• _Input data_:
========================================================================

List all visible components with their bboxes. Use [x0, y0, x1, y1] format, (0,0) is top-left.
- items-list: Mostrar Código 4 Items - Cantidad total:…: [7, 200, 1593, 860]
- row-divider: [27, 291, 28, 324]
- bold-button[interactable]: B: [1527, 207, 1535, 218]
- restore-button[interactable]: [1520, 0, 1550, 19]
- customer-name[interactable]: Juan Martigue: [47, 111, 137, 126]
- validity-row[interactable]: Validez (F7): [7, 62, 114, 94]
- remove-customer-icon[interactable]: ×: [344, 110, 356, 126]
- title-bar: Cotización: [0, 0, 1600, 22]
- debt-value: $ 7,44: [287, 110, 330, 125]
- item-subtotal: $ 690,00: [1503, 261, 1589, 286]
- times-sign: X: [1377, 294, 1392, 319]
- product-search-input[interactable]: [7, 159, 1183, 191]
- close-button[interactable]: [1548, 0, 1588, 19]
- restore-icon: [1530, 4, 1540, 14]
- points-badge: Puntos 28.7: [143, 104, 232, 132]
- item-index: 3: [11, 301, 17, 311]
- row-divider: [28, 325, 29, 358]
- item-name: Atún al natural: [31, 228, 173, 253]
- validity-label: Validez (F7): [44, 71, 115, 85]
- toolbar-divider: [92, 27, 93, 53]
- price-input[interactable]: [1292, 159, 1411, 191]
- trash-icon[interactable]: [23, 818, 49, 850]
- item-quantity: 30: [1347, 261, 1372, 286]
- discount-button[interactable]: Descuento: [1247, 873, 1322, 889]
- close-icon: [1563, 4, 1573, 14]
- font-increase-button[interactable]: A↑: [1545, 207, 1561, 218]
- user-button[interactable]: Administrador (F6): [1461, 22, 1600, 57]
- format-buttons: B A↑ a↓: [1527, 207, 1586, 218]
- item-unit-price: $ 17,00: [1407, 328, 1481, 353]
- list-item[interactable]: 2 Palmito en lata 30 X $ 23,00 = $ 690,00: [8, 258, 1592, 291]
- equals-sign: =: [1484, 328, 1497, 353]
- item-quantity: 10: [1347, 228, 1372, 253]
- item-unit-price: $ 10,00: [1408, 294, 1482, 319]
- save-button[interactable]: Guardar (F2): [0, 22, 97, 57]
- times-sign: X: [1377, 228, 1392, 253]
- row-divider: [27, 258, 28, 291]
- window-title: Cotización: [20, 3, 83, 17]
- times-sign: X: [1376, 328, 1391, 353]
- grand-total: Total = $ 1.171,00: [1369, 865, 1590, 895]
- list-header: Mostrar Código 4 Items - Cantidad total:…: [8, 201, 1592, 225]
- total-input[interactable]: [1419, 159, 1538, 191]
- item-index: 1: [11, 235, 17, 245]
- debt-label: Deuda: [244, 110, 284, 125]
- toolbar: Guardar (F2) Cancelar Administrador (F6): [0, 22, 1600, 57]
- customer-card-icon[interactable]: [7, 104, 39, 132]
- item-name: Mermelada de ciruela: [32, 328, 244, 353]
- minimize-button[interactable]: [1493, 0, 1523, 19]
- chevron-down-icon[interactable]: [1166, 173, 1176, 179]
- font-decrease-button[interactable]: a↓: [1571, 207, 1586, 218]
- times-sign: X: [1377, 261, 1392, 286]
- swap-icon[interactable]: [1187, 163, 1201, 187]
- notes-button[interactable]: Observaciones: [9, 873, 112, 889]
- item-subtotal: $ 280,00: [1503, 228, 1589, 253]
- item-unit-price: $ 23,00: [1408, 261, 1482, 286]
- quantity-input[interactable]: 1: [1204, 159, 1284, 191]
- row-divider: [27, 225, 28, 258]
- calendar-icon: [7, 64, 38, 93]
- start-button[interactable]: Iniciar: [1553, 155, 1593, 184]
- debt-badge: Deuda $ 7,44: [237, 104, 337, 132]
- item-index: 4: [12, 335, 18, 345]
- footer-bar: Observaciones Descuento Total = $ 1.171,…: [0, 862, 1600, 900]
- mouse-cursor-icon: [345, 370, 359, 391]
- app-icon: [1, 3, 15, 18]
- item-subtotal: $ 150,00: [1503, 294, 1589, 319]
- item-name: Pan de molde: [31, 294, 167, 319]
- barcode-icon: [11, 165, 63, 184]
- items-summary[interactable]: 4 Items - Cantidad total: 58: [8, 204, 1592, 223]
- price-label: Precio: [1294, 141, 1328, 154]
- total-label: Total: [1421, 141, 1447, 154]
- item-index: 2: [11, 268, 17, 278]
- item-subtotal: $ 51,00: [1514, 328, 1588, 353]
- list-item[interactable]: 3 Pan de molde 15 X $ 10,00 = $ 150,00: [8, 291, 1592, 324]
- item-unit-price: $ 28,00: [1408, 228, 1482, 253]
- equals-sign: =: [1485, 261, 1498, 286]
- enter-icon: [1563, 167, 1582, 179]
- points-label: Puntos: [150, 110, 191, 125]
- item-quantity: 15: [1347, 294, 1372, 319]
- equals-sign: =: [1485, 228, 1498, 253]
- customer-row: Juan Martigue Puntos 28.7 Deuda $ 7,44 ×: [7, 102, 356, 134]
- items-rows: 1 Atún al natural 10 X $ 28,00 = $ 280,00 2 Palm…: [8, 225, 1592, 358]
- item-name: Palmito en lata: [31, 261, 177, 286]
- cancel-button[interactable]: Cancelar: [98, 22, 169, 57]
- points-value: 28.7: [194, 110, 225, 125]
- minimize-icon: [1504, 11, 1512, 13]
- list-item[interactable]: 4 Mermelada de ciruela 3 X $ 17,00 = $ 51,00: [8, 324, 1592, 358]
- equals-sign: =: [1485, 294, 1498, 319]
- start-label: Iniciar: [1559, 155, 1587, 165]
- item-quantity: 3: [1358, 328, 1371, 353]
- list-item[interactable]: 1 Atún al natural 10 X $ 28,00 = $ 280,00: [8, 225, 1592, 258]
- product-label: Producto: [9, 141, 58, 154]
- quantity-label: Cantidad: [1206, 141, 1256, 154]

========================================================================

• _Exercise prompt_: Copy every line of the data above verbatim, from start to finish.

• _The result_:
List all visible components with their bboxes. Use [x0, y0, x1, y1] format, (0,0) is top-left.
- items-list: Mostrar Código 4 Items - Cantidad total:…: [7, 200, 1593, 860]
- row-divider: [27, 291, 28, 324]
- bold-button[interactable]: B: [1527, 207, 1535, 218]
- restore-button[interactable]: [1520, 0, 1550, 19]
- customer-name[interactable]: Juan Martigue: [47, 111, 137, 126]
- validity-row[interactable]: Validez (F7): [7, 62, 114, 94]
- remove-customer-icon[interactable]: ×: [344, 110, 356, 126]
- title-bar: Cotización: [0, 0, 1600, 22]
- debt-value: $ 7,44: [287, 110, 330, 125]
- item-subtotal: $ 690,00: [1503, 261, 1589, 286]
- times-sign: X: [1377, 294, 1392, 319]
- product-search-input[interactable]: [7, 159, 1183, 191]
- close-button[interactable]: [1548, 0, 1588, 19]
- restore-icon: [1530, 4, 1540, 14]
- points-badge: Puntos 28.7: [143, 104, 232, 132]
- item-index: 3: [11, 301, 17, 311]
- row-divider: [28, 325, 29, 358]
- item-name: Atún al natural: [31, 228, 173, 253]
- validity-label: Validez (F7): [44, 71, 115, 85]
- toolbar-divider: [92, 27, 93, 53]
- price-input[interactable]: [1292, 159, 1411, 191]
- trash-icon[interactable]: [23, 818, 49, 850]
- item-quantity: 30: [1347, 261, 1372, 286]
- discount-button[interactable]: Descuento: [1247, 873, 1322, 889]
- close-icon: [1563, 4, 1573, 14]
- font-increase-button[interactable]: A↑: [1545, 207, 1561, 218]
- user-button[interactable]: Administrador (F6): [1461, 22, 1600, 57]
- format-buttons: B A↑ a↓: [1527, 207, 1586, 218]
- item-unit-price: $ 17,00: [1407, 328, 1481, 353]
- list-item[interactable]: 2 Palmito en lata 30 X $ 23,00 = $ 690,00: [8, 258, 1592, 291]
- equals-sign: =: [1484, 328, 1497, 353]
- item-quantity: 10: [1347, 228, 1372, 253]
- item-unit-price: $ 10,00: [1408, 294, 1482, 319]
- save-button[interactable]: Guardar (F2): [0, 22, 97, 57]
- times-sign: X: [1377, 228, 1392, 253]
- row-divider: [27, 258, 28, 291]
- window-title: Cotización: [20, 3, 83, 17]
- times-sign: X: [1376, 328, 1391, 353]
- grand-total: Total = $ 1.171,00: [1369, 865, 1590, 895]
- list-header: Mostrar Código 4 Items - Cantidad total:…: [8, 201, 1592, 225]
- total-input[interactable]: [1419, 159, 1538, 191]
- item-index: 1: [11, 235, 17, 245]
- debt-label: Deuda: [244, 110, 284, 125]
- toolbar: Guardar (F2) Cancelar Administrador (F6): [0, 22, 1600, 57]
- customer-card-icon[interactable]: [7, 104, 39, 132]
- item-name: Mermelada de ciruela: [32, 328, 244, 353]
- minimize-button[interactable]: [1493, 0, 1523, 19]
- chevron-down-icon[interactable]: [1166, 173, 1176, 179]
- font-decrease-button[interactable]: a↓: [1571, 207, 1586, 218]
- times-sign: X: [1377, 261, 1392, 286]
- swap-icon[interactable]: [1187, 163, 1201, 187]
- notes-button[interactable]: Observaciones: [9, 873, 112, 889]
- item-subtotal: $ 280,00: [1503, 228, 1589, 253]
- item-unit-price: $ 23,00: [1408, 261, 1482, 286]
- quantity-input[interactable]: 1: [1204, 159, 1284, 191]
- row-divider: [27, 225, 28, 258]
- calendar-icon: [7, 64, 38, 93]
- start-button[interactable]: Iniciar: [1553, 155, 1593, 184]
- debt-badge: Deuda $ 7,44: [237, 104, 337, 132]
- item-index: 4: [12, 335, 18, 345]
- footer-bar: Observaciones Descuento Total = $ 1.171,…: [0, 862, 1600, 900]
- mouse-cursor-icon: [345, 370, 359, 391]
- app-icon: [1, 3, 15, 18]
- item-subtotal: $ 150,00: [1503, 294, 1589, 319]
- item-name: Pan de molde: [31, 294, 167, 319]
- barcode-icon: [11, 165, 63, 184]
- items-summary[interactable]: 4 Items - Cantidad total: 58: [8, 204, 1592, 223]
- price-label: Precio: [1294, 141, 1328, 154]
- total-label: Total: [1421, 141, 1447, 154]
- item-index: 2: [11, 268, 17, 278]
- item-subtotal: $ 51,00: [1514, 328, 1588, 353]
- list-item[interactable]: 3 Pan de molde 15 X $ 10,00 = $ 150,00: [8, 291, 1592, 324]
- item-unit-price: $ 28,00: [1408, 228, 1482, 253]
- equals-sign: =: [1485, 261, 1498, 286]
- enter-icon: [1563, 167, 1582, 179]
- points-label: Puntos: [150, 110, 191, 125]
- item-quantity: 15: [1347, 294, 1372, 319]
- equals-sign: =: [1485, 228, 1498, 253]
- customer-row: Juan Martigue Puntos 28.7 Deuda $ 7,44 ×: [7, 102, 356, 134]
- items-rows: 1 Atún al natural 10 X $ 28,00 = $ 280,00 2 Palm…: [8, 225, 1592, 358]
- item-name: Palmito en lata: [31, 261, 177, 286]
- cancel-button[interactable]: Cancelar: [98, 22, 169, 57]
- points-value: 28.7: [194, 110, 225, 125]
- minimize-icon: [1504, 11, 1512, 13]
- list-item[interactable]: 4 Mermelada de ciruela 3 X $ 17,00 = $ 51,00: [8, 324, 1592, 358]
- equals-sign: =: [1485, 294, 1498, 319]
- start-label: Iniciar: [1559, 155, 1587, 165]
- item-quantity: 3: [1358, 328, 1371, 353]
- list-item[interactable]: 1 Atún al natural 10 X $ 28,00 = $ 280,00: [8, 225, 1592, 258]
- product-label: Producto: [9, 141, 58, 154]
- quantity-label: Cantidad: [1206, 141, 1256, 154]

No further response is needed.